**Stated problem:**
Pick out the lines below that contain the string "области" and copy them all.

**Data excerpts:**
--*--

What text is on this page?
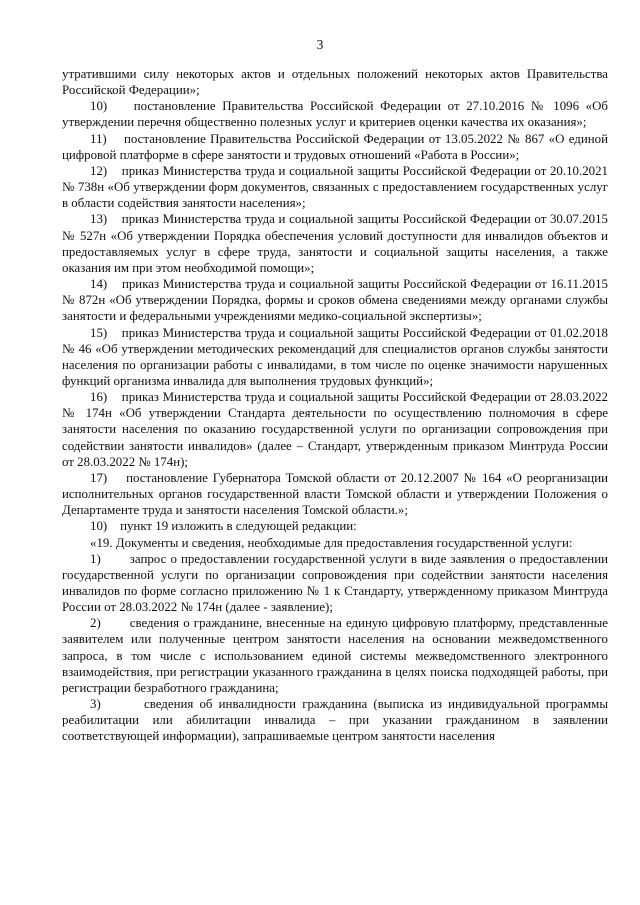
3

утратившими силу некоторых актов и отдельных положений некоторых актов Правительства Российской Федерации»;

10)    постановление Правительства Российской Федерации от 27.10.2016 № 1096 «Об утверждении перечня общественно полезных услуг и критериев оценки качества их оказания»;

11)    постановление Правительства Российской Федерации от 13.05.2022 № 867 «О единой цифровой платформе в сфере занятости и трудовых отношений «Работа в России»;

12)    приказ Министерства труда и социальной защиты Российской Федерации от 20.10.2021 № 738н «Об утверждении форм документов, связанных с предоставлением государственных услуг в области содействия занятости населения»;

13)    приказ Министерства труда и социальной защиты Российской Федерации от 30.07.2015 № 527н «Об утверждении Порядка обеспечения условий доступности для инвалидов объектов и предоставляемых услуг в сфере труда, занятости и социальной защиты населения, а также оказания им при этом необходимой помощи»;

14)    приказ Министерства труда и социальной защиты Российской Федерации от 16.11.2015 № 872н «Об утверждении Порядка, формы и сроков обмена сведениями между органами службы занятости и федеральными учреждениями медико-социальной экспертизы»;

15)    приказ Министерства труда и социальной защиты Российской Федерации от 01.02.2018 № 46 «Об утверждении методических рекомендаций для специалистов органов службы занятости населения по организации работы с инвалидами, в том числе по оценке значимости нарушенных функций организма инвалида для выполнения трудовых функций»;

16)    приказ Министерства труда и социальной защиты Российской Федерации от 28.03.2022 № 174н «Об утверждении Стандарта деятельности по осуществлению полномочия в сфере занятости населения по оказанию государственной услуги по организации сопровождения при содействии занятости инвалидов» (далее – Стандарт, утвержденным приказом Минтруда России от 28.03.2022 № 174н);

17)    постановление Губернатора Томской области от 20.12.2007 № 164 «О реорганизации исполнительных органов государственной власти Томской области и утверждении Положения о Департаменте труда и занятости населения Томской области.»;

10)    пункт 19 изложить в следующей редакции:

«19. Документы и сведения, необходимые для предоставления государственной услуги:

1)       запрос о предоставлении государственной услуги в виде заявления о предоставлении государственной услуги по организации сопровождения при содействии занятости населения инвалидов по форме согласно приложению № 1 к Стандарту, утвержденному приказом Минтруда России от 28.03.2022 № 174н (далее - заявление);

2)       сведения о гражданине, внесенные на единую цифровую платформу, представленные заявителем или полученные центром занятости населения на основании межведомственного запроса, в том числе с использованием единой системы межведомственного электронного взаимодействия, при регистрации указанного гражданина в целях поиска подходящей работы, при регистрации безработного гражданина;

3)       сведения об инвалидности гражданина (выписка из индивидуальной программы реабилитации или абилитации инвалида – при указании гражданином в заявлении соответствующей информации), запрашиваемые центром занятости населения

--*--

**Written answer:**
12)    приказ Министерства труда и социальной защиты Российской Федерации от 20.10.2021 № 738н «Об утверждении форм документов, связанных с предоставлением государственных услуг в области содействия занятости населения»;
17)    постановление Губернатора Томской области от 20.12.2007 № 164 «О реорганизации исполнительных органов государственной власти Томской области и утверждении Положения о Департаменте труда и занятости населения Томской области.»;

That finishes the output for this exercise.